> TASK DIRECTIONS:
In the entries below, identify every line with the string "title" and copy it.

(Recorded data)
------------------------

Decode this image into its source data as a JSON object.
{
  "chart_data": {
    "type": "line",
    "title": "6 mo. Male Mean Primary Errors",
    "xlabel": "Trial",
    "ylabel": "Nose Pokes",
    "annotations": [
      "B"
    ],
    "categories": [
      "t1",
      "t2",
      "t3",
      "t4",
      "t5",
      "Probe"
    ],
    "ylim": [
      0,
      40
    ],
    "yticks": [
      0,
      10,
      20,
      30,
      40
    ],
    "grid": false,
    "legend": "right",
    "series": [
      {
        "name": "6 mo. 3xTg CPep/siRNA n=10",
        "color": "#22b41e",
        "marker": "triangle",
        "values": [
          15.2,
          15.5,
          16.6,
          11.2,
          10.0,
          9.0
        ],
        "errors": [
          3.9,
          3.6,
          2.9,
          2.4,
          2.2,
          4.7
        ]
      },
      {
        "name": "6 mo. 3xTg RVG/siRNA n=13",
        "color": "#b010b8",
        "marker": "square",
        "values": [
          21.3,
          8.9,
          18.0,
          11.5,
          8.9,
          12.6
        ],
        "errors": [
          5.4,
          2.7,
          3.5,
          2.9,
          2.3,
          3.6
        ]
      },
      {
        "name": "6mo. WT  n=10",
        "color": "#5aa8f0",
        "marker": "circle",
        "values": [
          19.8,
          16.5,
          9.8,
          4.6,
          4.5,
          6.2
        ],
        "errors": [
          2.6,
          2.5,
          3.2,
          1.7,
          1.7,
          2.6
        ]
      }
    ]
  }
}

------------------------

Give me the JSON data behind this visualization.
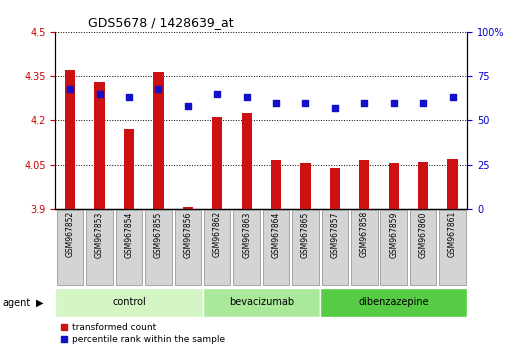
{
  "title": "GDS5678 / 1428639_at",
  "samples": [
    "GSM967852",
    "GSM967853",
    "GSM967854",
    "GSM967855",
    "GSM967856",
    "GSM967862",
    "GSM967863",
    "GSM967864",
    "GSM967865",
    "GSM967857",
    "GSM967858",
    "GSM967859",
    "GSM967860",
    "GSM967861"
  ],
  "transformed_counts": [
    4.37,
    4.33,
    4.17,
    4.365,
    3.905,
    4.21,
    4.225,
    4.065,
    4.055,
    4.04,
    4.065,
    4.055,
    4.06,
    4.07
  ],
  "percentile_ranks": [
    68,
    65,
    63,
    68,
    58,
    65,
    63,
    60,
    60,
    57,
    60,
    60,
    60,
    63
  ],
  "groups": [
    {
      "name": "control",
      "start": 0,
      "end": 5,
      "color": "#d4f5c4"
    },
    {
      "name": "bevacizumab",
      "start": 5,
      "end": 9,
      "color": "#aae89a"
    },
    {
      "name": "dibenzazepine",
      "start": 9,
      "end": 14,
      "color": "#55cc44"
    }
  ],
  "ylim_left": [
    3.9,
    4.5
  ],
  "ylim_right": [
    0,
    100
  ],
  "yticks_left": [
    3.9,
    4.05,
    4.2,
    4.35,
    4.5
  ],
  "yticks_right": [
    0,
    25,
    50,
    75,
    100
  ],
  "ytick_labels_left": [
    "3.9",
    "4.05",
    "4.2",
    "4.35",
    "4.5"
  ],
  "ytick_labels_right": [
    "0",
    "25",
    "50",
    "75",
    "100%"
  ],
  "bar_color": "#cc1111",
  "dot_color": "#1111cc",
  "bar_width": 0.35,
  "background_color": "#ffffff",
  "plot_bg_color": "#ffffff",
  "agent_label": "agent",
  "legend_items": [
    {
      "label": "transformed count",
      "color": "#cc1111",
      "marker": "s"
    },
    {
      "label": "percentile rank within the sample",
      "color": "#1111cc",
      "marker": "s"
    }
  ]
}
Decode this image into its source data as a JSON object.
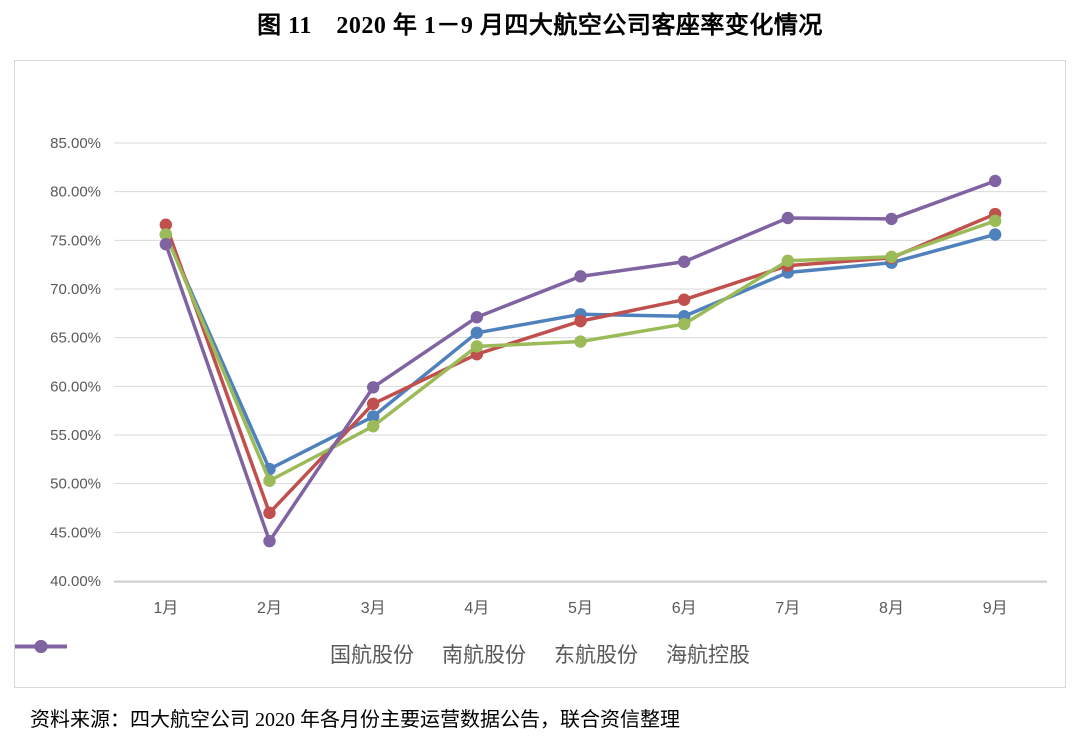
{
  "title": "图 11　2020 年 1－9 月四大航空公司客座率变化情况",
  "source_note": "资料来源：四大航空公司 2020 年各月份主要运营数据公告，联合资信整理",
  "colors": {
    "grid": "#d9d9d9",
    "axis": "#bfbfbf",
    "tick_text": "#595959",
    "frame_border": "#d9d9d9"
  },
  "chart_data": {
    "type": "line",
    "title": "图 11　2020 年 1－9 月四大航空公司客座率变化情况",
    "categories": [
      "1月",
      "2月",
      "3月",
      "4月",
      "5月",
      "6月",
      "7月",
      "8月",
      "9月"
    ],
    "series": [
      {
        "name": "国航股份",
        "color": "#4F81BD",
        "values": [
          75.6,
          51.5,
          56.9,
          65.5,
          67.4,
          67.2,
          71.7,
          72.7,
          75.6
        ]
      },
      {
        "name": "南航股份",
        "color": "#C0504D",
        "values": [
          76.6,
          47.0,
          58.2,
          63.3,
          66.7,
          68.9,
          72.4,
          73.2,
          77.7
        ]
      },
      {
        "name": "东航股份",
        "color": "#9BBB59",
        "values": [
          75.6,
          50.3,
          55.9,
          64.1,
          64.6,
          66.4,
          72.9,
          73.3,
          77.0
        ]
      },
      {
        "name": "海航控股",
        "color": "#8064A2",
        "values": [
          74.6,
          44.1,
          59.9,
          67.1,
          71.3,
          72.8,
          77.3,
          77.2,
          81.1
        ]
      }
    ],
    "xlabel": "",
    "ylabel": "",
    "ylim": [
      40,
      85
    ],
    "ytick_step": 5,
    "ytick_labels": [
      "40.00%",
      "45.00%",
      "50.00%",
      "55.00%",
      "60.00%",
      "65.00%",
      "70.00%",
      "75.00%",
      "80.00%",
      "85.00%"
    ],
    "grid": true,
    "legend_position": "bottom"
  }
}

------------------------

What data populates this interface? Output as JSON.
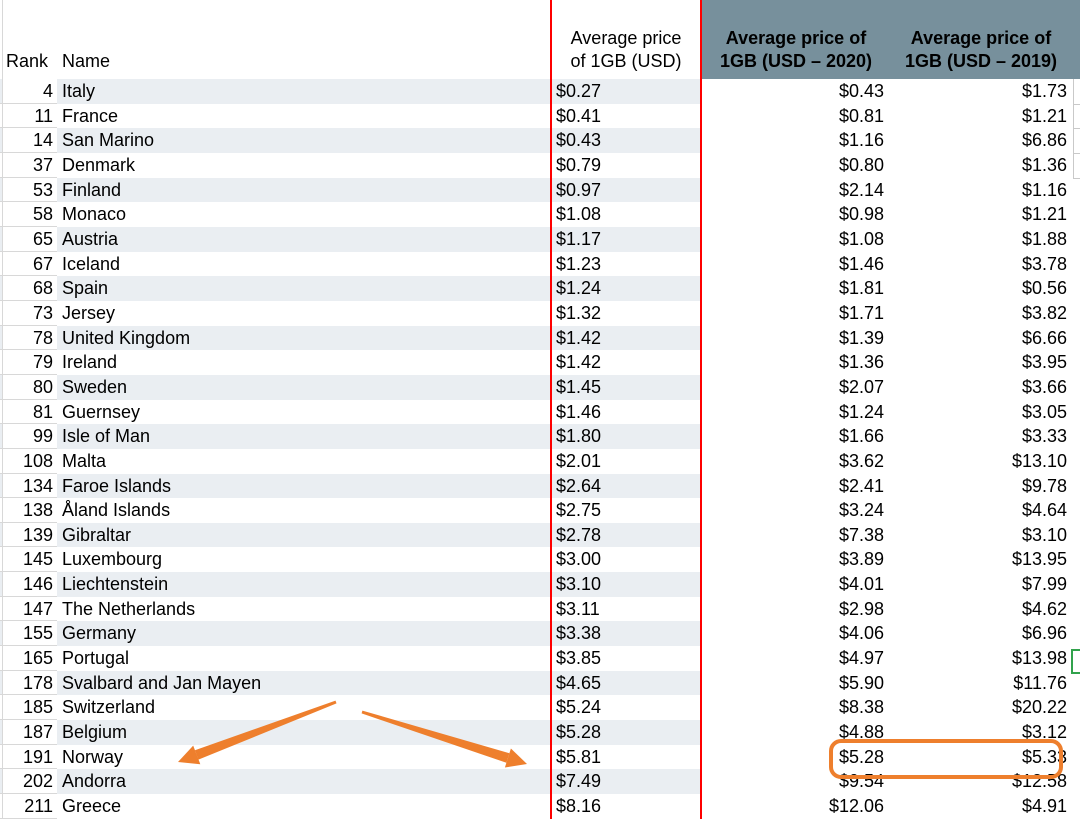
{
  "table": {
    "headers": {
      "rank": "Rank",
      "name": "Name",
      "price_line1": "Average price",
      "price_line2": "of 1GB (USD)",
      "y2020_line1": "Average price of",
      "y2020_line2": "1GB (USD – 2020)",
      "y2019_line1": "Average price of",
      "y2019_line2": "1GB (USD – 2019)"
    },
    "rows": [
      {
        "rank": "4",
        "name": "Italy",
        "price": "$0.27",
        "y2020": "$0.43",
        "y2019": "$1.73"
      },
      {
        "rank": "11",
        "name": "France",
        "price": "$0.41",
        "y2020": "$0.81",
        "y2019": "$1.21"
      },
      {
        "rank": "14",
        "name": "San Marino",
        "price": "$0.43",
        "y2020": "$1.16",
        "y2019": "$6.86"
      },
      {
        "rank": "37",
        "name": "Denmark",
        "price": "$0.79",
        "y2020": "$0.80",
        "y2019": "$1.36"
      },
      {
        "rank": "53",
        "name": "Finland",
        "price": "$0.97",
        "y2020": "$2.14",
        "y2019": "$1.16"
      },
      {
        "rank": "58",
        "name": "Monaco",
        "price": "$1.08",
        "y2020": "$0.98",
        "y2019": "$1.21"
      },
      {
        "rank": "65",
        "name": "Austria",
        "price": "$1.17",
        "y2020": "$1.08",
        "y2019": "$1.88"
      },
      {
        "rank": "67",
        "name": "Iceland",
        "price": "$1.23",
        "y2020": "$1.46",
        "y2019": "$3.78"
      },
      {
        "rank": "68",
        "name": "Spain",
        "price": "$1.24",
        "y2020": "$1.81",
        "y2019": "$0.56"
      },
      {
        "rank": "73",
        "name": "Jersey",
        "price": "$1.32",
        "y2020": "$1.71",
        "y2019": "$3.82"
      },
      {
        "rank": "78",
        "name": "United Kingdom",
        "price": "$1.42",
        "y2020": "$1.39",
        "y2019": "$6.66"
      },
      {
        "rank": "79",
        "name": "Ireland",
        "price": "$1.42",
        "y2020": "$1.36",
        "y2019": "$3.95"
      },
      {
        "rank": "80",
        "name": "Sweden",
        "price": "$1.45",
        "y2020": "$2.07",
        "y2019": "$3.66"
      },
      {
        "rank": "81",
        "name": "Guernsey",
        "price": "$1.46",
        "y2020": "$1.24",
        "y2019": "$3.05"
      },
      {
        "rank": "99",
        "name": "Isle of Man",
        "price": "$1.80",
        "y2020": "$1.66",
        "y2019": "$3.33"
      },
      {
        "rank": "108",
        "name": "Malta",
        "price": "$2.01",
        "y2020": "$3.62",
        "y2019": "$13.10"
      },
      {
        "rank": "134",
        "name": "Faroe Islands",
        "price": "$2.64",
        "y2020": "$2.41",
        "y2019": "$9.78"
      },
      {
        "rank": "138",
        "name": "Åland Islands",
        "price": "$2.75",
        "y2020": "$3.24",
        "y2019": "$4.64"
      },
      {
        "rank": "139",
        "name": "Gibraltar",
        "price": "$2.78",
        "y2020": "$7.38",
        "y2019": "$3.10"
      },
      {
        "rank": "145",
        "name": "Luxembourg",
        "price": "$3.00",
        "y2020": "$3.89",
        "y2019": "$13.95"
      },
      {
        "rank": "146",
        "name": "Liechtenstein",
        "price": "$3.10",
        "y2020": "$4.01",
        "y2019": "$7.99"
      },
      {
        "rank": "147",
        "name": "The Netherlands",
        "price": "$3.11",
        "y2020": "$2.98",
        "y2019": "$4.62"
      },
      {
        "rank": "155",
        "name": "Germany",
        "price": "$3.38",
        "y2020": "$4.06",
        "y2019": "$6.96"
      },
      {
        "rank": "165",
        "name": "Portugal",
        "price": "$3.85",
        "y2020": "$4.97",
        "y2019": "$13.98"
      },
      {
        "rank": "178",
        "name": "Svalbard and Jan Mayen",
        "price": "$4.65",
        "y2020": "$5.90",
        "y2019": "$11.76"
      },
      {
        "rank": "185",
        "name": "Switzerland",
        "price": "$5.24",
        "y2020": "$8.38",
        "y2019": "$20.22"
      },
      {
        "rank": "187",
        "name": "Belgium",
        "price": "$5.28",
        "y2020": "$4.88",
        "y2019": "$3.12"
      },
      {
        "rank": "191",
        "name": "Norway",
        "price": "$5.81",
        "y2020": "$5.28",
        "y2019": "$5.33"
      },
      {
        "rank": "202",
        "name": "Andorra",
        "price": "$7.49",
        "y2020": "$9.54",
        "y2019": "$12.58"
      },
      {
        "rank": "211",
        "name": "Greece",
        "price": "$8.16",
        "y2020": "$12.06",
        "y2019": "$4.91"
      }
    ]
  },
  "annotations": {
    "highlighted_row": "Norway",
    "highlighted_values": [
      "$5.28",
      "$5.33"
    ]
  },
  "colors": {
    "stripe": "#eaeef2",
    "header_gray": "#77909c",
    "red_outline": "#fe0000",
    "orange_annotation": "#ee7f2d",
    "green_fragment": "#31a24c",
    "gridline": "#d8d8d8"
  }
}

------------------------

> OUTPUT OF THE TASK:
    "title": "6 mo. Male Mean Primary Errors",
  "title": "GDS5678 / 1428639_at",
  "title": "图 11　2020 年 1－9 月四大航空公司客座率变化情况",
    "title": "图 11　2020 年 1－9 月四大航空公司客座率变化情况",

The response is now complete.